:: TASK TO CARRY OUT ::
Count the lines of the records that contain the string "heading", and reply with the number alone.

-- Start of SOURCE RECORDS --

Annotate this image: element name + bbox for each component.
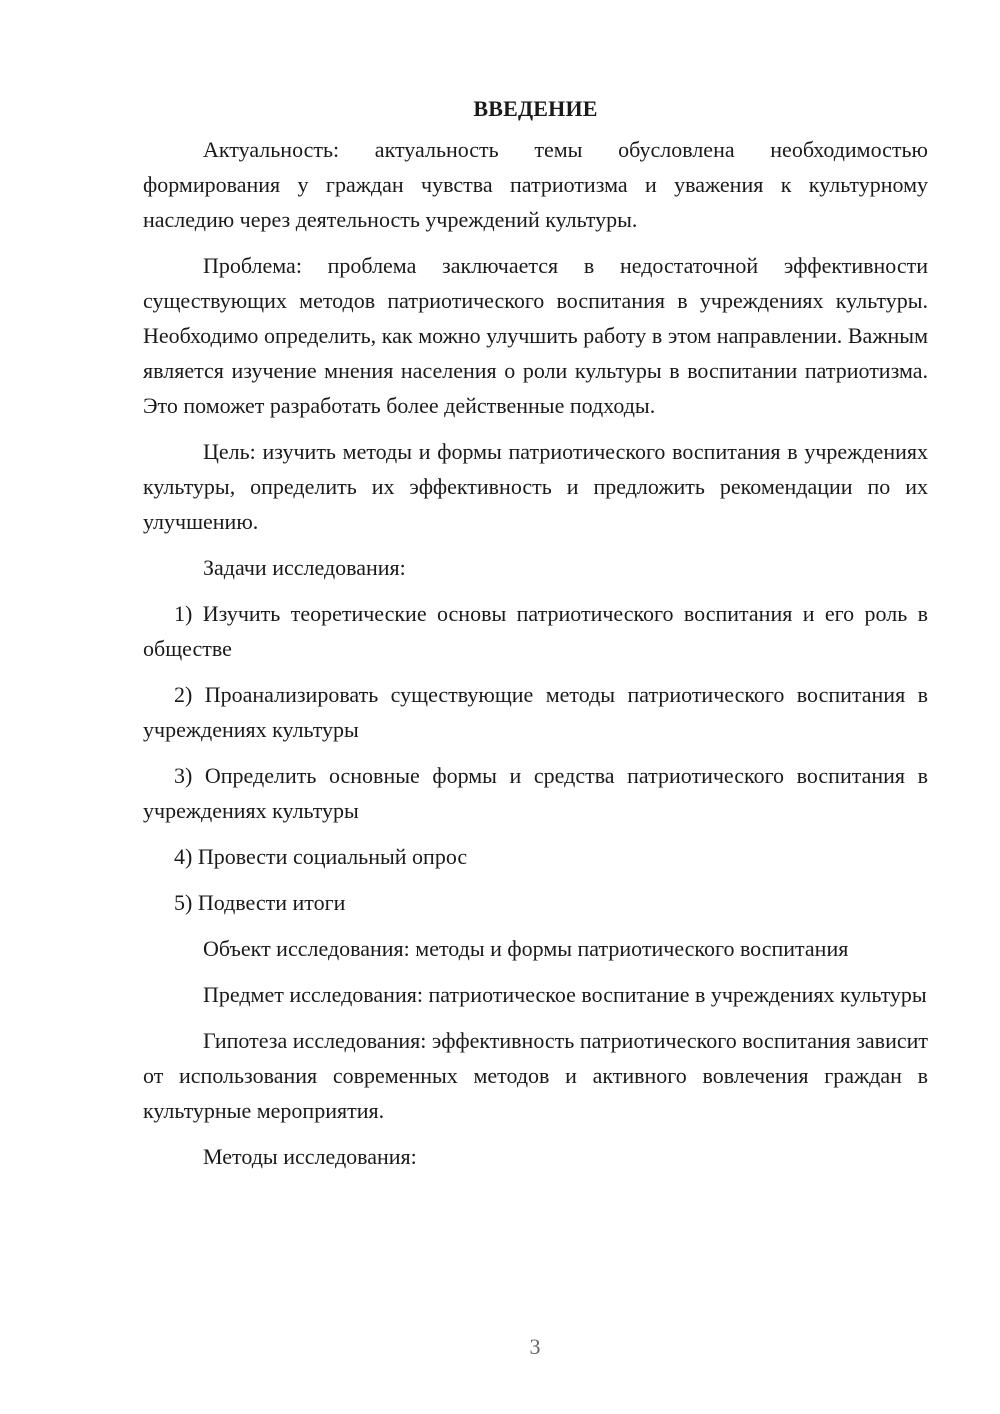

-- End of SOURCE RECORDS --
-- Start of SOURCE RECORDS --

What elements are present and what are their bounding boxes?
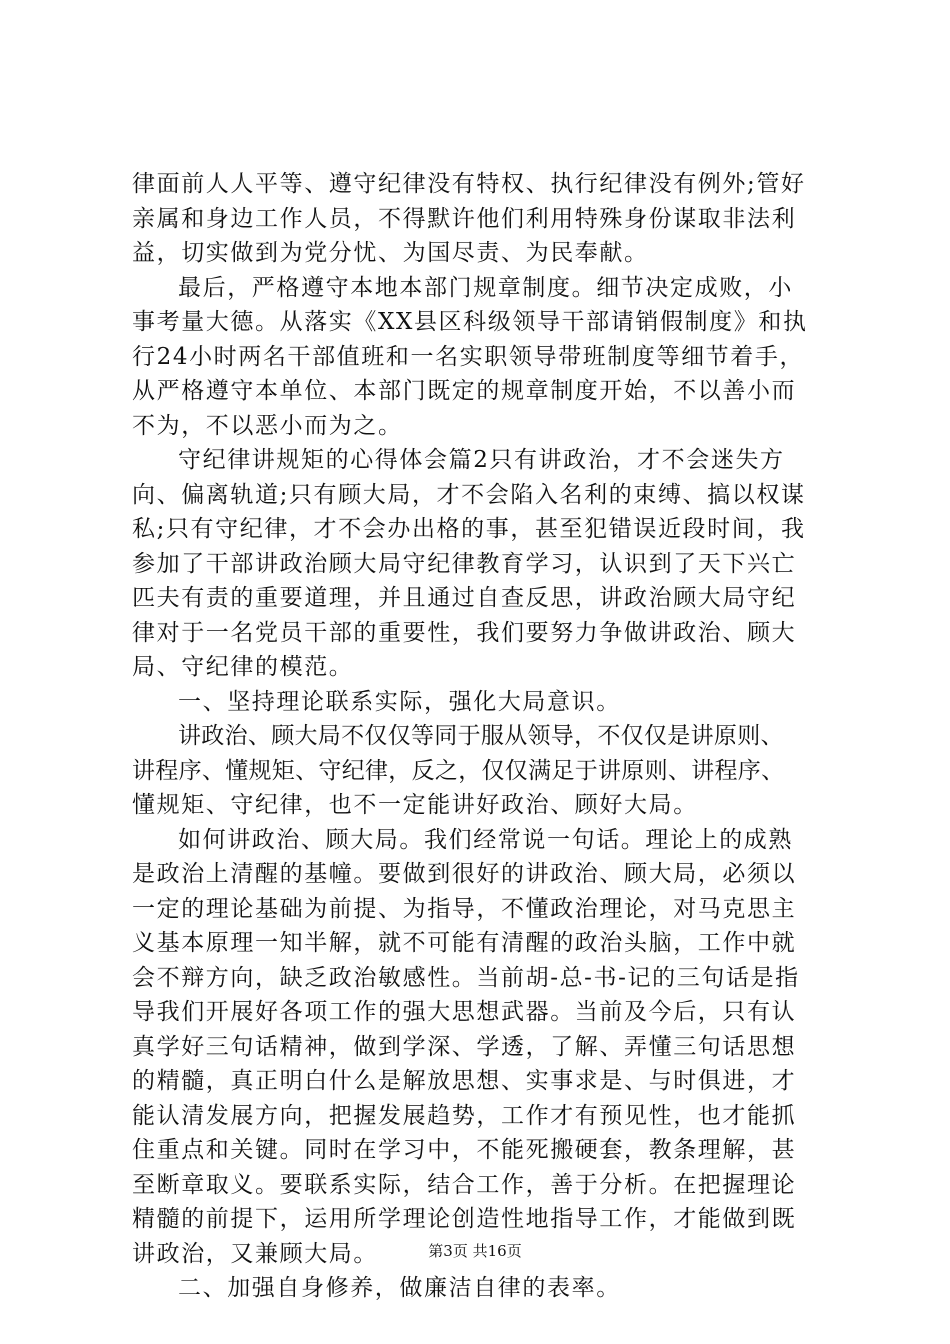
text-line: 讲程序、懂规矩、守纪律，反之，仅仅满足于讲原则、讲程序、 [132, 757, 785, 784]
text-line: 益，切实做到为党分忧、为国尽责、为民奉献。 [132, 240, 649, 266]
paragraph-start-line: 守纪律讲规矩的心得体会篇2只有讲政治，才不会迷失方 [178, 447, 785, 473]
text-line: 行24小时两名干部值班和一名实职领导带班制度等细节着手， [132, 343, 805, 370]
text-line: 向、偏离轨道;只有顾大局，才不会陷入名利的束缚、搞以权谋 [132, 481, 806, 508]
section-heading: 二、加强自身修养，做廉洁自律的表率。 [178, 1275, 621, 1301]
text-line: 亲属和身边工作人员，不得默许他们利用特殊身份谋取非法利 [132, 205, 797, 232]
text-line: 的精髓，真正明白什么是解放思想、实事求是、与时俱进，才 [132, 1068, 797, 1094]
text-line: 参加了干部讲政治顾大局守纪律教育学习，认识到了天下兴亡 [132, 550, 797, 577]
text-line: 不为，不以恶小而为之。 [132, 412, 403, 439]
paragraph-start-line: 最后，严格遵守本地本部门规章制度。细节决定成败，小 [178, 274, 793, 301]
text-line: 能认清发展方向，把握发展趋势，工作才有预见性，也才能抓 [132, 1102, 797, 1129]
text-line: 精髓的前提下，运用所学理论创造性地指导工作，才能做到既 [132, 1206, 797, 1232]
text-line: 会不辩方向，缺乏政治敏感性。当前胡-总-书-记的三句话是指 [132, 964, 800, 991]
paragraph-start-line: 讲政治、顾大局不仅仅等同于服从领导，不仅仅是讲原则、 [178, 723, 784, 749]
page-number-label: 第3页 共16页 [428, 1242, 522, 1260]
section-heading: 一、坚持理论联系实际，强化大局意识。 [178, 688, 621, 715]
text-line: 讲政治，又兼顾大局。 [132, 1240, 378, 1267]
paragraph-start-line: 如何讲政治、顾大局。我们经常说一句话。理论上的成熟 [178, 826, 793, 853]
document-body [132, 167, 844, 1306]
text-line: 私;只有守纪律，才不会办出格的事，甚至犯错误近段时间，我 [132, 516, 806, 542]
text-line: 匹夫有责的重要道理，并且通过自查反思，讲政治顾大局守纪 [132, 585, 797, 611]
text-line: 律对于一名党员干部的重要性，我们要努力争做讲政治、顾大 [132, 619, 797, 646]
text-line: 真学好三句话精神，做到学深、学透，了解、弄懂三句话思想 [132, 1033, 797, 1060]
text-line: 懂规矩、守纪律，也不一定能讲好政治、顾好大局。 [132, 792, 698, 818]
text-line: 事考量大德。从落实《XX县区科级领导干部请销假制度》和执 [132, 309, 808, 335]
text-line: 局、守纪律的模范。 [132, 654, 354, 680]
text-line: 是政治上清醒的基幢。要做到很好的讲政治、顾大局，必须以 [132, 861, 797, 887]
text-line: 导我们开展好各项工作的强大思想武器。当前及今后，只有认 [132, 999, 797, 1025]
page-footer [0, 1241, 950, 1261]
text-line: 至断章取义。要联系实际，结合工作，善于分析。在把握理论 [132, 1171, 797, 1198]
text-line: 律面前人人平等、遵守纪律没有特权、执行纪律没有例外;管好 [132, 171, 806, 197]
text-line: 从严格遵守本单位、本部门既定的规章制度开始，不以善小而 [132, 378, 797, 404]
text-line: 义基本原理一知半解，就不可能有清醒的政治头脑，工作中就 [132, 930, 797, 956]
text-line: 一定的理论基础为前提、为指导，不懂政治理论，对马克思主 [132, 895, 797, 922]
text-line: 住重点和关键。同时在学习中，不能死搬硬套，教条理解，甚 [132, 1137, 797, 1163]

-- End of SOURCE RECORDS --

:: TASK OUTPUT ::
2